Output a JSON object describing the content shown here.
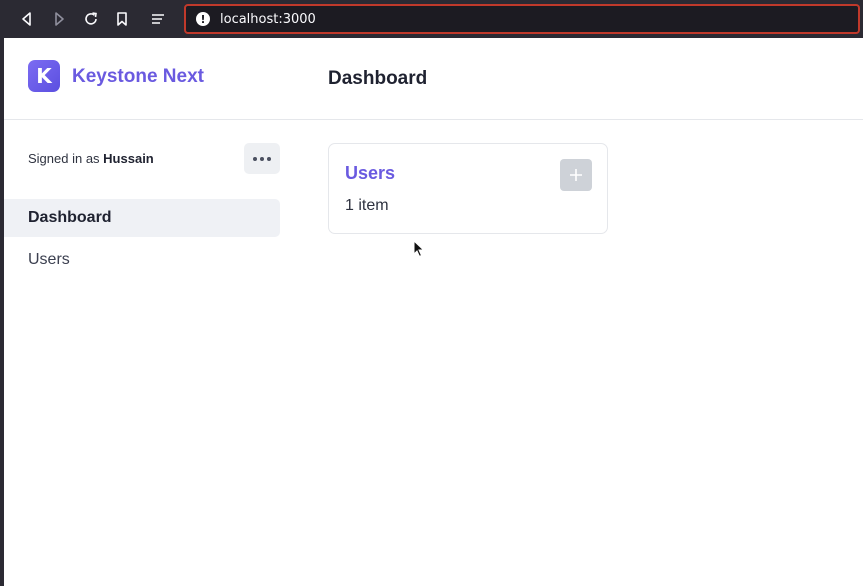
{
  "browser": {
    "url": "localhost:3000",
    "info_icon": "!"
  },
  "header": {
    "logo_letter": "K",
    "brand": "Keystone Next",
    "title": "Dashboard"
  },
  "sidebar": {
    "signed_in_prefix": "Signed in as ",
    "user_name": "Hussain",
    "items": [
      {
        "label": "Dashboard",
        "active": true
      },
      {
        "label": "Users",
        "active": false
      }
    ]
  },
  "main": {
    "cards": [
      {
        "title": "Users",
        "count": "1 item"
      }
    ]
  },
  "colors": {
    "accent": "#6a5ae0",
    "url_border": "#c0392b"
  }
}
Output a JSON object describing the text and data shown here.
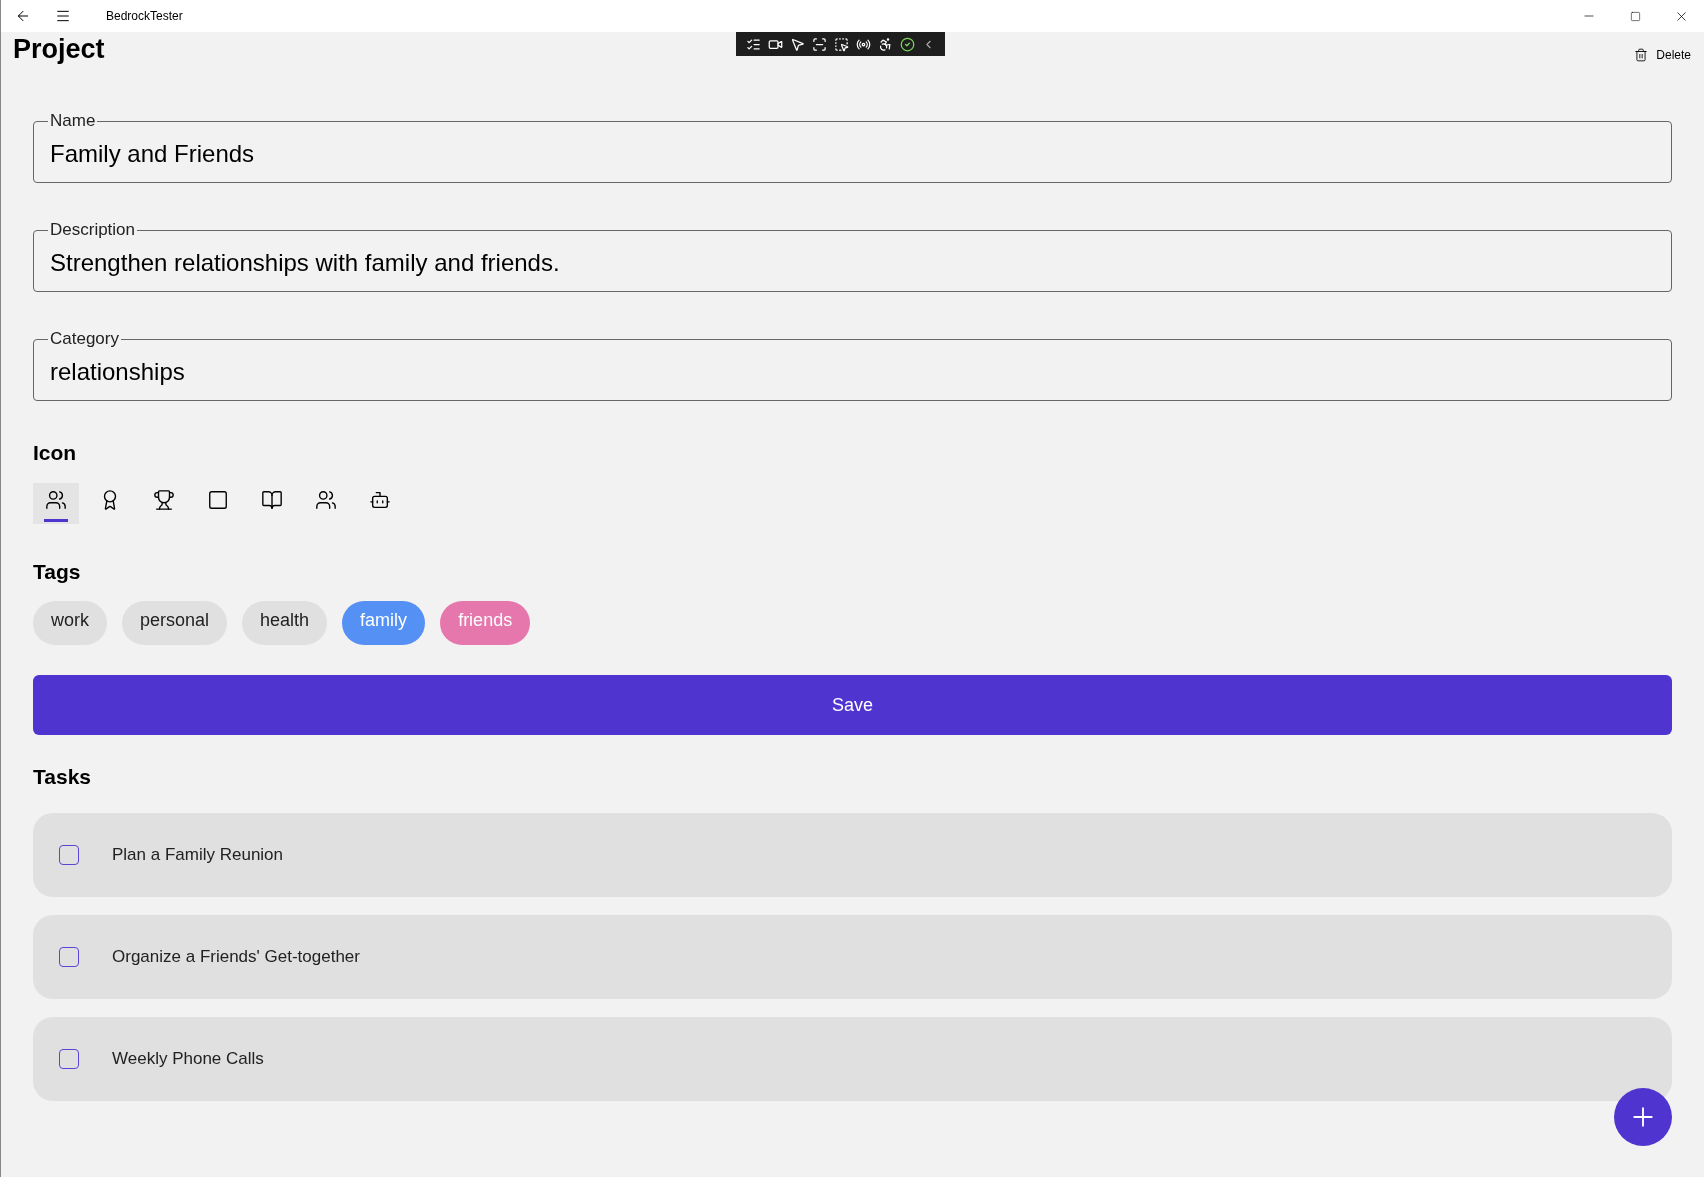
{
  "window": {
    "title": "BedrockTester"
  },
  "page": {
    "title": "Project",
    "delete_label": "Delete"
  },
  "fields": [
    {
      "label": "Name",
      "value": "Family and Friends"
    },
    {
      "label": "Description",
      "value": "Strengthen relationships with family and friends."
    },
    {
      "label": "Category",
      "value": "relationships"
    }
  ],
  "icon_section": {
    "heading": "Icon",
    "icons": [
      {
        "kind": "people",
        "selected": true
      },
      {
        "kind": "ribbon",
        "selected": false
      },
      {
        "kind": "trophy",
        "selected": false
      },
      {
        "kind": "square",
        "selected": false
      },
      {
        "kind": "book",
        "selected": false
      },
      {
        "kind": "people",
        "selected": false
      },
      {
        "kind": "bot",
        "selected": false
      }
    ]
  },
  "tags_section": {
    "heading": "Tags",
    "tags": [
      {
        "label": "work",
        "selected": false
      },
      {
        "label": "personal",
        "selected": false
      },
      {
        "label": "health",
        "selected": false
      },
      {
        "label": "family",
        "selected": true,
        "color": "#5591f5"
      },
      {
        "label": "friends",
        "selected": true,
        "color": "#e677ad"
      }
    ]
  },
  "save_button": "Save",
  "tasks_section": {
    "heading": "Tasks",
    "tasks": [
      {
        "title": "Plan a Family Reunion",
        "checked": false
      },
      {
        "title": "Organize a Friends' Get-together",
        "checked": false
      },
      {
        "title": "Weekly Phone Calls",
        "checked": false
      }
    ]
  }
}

====

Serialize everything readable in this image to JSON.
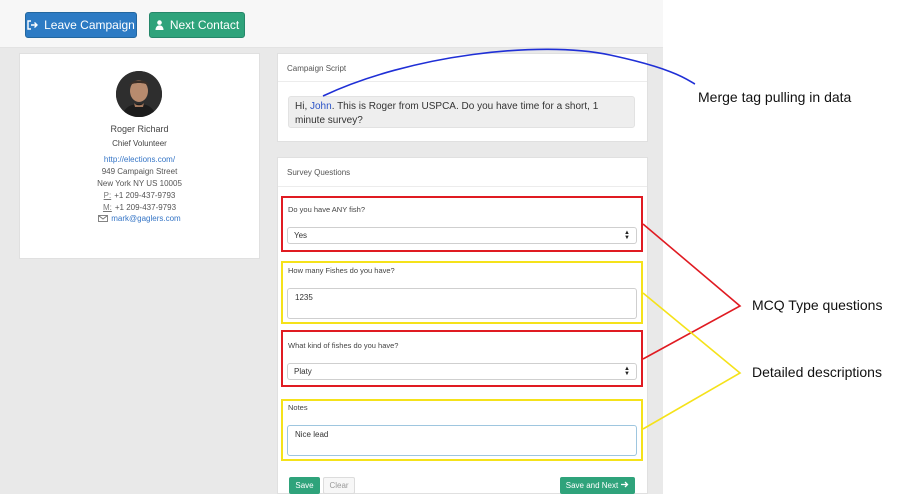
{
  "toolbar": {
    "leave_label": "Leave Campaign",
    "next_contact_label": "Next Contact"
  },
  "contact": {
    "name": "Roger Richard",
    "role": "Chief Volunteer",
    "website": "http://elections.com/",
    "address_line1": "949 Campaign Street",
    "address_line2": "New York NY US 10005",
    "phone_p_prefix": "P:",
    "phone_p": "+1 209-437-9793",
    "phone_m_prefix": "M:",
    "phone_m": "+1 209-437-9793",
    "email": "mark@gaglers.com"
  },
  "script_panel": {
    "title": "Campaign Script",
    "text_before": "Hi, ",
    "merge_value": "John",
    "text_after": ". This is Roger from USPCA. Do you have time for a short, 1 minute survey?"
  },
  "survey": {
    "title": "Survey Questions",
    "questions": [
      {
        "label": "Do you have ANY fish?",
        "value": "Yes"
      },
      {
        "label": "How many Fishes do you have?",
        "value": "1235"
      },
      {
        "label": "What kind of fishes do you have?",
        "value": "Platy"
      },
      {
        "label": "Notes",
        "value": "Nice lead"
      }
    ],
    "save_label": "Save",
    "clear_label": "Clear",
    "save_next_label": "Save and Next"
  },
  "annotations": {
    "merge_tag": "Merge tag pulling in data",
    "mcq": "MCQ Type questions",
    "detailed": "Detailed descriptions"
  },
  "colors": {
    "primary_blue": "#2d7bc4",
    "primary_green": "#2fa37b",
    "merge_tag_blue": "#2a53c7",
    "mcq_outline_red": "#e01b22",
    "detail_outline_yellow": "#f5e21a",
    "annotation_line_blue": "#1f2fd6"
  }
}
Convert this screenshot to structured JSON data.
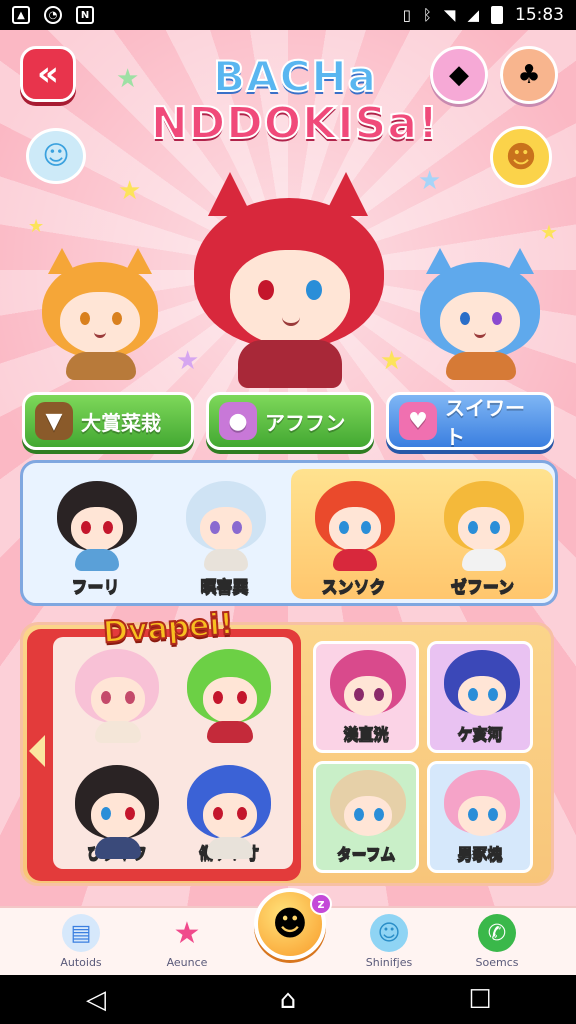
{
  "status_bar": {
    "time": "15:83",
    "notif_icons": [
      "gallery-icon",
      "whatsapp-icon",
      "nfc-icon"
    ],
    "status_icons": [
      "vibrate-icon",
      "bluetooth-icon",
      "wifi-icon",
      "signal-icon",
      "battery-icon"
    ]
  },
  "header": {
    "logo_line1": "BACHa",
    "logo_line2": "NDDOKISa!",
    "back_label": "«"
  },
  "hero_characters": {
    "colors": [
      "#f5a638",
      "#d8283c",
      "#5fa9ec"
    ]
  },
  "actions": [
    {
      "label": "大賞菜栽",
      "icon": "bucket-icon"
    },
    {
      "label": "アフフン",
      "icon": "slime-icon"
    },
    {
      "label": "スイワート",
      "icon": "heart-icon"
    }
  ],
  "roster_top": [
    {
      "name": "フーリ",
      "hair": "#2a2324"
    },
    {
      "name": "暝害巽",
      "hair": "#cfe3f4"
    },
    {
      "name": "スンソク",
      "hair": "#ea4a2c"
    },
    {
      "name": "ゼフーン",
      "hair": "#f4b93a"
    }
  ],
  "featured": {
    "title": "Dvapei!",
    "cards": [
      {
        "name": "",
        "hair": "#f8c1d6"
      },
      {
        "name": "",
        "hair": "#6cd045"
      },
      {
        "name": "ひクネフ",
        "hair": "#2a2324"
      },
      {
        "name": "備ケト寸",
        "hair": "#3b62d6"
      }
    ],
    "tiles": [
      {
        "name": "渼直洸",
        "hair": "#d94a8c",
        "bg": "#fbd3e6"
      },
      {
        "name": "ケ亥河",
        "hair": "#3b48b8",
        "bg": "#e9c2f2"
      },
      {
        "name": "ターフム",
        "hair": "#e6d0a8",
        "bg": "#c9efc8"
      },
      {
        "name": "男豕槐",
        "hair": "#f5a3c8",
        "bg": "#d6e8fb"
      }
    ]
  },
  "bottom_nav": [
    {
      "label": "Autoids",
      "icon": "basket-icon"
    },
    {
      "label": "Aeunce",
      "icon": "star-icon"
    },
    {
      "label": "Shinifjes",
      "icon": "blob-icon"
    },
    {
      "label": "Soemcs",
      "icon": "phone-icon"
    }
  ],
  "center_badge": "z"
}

====

## Objective
Copy out every line of the data that includes the word "Campaign".

## Expected answer
    "leave_label": "Leave Campaign",
    "address_line1": "949 Campaign Street",
    "title": "Campaign Script",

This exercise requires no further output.